== TO DO ==
What is the number of lines in the data holding the word "axis"? Give that number by itself.

Part of a data file:
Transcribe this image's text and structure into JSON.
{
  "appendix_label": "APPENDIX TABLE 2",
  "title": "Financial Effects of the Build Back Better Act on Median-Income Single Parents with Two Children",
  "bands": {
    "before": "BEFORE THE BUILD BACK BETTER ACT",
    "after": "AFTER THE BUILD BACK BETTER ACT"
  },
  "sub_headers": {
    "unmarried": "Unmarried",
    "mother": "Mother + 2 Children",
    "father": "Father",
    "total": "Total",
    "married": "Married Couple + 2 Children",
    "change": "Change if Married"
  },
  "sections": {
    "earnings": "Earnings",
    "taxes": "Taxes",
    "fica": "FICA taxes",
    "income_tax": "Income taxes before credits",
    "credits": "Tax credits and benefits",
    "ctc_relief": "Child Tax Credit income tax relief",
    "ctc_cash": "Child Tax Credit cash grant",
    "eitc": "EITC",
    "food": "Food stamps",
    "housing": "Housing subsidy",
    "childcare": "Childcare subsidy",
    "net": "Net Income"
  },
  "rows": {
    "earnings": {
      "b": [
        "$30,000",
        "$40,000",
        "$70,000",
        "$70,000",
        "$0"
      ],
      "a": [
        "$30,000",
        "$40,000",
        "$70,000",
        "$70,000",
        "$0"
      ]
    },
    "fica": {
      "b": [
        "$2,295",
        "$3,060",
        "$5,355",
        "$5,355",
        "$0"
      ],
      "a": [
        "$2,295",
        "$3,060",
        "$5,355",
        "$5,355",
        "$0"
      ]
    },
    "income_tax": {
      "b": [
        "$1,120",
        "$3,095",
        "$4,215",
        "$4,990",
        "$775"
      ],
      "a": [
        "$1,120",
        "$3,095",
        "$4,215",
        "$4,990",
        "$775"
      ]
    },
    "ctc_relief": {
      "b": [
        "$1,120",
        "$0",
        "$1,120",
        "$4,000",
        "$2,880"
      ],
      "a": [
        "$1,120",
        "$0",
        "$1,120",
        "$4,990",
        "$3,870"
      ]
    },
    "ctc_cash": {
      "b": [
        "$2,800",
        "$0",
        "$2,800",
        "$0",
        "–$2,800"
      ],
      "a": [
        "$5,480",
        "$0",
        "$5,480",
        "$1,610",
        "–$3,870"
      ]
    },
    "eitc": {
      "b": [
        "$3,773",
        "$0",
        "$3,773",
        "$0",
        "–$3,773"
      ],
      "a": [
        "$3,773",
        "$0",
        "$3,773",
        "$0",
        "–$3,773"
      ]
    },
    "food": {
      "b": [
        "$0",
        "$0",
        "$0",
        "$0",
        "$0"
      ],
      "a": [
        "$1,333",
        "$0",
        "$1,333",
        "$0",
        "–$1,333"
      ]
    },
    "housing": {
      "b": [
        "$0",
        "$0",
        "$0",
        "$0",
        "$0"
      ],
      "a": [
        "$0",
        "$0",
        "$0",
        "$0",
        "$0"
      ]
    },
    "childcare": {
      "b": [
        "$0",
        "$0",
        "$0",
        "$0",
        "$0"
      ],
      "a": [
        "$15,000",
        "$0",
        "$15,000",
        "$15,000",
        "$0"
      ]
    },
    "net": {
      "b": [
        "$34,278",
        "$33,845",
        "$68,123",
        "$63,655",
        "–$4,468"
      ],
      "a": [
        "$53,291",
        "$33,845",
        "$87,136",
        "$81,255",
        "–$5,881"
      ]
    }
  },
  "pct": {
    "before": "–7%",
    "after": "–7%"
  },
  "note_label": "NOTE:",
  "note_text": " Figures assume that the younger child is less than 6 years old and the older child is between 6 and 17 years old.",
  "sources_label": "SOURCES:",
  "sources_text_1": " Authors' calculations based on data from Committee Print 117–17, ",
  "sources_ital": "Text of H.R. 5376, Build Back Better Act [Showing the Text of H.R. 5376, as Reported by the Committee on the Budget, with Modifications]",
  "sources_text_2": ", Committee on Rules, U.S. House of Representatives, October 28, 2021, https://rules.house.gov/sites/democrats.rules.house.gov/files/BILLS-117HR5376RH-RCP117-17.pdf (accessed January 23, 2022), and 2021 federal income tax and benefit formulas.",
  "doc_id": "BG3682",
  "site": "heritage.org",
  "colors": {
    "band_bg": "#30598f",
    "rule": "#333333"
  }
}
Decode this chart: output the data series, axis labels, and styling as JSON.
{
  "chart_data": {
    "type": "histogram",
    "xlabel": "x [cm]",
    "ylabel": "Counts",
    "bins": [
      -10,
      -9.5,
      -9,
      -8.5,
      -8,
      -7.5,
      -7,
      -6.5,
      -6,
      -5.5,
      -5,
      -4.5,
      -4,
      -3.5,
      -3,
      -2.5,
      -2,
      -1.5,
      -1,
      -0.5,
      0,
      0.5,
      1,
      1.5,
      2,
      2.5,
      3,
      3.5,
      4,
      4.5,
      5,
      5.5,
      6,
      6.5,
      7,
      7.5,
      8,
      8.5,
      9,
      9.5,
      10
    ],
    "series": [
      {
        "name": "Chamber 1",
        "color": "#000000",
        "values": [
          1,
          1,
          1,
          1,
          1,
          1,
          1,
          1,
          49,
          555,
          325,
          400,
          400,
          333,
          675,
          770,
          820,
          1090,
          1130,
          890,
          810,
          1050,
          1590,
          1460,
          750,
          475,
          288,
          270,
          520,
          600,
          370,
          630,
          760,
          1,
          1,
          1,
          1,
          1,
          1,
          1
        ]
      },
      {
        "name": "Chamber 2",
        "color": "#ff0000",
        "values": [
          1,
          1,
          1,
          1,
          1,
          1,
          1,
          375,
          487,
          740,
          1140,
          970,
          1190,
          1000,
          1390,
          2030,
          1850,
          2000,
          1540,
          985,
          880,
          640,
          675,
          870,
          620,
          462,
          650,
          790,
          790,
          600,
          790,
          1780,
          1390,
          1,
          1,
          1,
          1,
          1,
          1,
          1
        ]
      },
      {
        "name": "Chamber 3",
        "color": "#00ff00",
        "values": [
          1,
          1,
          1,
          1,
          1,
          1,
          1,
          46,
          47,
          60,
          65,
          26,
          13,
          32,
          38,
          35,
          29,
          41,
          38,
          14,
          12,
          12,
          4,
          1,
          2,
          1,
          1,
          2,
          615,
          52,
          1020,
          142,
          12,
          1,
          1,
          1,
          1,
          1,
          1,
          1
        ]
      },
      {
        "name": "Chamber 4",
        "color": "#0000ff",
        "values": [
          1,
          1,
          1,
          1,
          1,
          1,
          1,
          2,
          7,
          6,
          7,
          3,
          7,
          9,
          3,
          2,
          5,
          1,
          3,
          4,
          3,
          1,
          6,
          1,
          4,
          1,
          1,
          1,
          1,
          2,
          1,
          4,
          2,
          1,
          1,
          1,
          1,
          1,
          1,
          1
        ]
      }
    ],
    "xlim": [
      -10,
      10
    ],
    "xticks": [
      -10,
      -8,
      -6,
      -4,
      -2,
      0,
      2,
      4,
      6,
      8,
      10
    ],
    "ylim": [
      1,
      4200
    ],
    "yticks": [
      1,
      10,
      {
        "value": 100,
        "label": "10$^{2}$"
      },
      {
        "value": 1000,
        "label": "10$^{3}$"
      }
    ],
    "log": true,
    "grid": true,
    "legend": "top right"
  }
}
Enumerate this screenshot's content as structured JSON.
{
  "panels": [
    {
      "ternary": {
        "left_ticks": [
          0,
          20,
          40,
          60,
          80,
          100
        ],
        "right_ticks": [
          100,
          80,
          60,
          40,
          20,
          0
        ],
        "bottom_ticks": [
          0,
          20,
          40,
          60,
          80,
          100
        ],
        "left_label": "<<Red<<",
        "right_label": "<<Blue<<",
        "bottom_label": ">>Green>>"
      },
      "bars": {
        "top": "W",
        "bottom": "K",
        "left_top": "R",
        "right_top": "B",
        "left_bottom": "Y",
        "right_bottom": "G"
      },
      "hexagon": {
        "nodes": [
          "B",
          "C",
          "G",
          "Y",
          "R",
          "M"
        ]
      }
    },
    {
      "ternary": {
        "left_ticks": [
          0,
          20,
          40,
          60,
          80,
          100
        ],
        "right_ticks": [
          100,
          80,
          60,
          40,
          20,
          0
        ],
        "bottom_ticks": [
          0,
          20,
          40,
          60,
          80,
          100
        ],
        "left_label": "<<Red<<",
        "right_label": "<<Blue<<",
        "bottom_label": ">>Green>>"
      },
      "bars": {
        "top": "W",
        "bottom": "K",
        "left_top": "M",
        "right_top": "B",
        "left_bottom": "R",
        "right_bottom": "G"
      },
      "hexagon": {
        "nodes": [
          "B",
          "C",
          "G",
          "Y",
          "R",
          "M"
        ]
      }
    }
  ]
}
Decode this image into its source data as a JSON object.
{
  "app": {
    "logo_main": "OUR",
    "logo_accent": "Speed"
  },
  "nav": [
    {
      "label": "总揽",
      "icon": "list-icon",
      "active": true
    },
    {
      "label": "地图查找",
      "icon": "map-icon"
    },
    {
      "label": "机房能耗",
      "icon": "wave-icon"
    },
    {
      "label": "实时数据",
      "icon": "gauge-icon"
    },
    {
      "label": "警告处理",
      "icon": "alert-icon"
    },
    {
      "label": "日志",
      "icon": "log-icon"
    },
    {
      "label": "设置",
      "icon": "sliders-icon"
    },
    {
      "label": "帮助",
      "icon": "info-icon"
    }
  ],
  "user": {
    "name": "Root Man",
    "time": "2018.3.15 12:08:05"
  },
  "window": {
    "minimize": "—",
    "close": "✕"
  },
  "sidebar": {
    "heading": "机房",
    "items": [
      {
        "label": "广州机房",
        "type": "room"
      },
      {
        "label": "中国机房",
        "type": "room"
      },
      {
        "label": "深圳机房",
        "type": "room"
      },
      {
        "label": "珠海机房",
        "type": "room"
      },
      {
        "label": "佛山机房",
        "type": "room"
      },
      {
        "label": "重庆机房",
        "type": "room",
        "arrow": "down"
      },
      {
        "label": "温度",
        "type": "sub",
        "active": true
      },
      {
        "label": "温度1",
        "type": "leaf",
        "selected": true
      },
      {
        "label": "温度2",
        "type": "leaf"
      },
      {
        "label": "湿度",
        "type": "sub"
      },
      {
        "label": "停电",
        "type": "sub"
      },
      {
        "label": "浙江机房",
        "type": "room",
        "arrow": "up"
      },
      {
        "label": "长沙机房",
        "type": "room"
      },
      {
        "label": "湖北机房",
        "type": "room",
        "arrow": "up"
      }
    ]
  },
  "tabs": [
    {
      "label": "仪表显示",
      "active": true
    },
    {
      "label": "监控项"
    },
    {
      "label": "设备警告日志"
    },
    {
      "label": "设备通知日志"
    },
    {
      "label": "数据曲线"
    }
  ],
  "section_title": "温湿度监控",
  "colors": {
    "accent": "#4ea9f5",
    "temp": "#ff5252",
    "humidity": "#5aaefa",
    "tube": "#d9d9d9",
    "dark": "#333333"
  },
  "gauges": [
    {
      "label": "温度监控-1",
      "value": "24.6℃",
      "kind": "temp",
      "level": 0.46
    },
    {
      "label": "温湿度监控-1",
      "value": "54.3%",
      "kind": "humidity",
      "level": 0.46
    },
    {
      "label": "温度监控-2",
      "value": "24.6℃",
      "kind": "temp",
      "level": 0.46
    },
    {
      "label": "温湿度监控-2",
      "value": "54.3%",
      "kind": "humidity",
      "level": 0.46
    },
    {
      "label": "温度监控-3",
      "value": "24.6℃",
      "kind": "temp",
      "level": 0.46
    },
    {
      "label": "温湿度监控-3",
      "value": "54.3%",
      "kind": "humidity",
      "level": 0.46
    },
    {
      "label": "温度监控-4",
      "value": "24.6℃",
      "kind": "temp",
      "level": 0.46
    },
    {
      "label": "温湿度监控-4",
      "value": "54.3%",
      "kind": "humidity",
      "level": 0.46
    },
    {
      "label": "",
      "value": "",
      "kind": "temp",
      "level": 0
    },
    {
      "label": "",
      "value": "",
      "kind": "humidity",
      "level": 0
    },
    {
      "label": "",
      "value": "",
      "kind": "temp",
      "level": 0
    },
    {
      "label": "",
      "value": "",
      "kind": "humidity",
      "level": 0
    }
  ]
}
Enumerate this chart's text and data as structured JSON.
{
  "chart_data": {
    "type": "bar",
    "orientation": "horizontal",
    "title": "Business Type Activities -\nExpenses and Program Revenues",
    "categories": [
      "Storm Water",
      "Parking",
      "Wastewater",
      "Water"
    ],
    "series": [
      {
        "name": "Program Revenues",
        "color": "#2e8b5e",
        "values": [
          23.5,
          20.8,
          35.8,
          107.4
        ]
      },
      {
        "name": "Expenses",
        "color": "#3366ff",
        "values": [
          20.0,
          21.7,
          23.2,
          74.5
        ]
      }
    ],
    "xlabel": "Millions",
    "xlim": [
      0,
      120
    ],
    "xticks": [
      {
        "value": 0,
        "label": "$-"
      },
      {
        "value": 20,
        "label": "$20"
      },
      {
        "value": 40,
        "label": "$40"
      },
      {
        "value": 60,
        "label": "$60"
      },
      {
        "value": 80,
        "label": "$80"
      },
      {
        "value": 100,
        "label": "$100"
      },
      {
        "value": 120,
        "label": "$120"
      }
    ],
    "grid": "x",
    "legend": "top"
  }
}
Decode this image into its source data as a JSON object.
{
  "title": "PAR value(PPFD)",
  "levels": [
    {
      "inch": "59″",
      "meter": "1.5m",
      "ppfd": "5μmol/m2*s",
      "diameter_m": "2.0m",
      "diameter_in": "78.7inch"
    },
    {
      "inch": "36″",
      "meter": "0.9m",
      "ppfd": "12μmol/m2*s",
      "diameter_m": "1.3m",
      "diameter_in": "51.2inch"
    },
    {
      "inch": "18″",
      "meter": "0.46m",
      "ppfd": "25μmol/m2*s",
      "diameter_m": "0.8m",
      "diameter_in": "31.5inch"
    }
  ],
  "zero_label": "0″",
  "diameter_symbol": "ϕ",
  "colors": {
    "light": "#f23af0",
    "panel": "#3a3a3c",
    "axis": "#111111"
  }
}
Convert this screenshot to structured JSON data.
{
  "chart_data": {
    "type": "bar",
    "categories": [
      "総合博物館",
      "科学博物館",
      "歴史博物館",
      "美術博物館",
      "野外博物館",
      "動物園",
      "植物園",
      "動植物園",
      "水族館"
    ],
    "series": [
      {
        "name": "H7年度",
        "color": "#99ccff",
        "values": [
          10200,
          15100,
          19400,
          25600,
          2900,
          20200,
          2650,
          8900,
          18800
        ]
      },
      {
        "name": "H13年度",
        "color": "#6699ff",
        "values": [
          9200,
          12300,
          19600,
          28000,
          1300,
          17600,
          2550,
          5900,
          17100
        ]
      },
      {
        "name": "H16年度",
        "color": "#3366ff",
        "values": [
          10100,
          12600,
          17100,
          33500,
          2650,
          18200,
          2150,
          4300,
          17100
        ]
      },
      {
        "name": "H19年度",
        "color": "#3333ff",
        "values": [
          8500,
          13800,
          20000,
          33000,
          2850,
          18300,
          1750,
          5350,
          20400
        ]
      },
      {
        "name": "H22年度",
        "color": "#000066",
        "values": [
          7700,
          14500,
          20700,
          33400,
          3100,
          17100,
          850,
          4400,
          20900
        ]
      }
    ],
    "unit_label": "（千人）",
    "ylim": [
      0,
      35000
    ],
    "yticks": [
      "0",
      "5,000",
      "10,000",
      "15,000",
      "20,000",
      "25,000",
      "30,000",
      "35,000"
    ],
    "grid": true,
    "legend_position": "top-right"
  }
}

== RESULT BELOW ==
2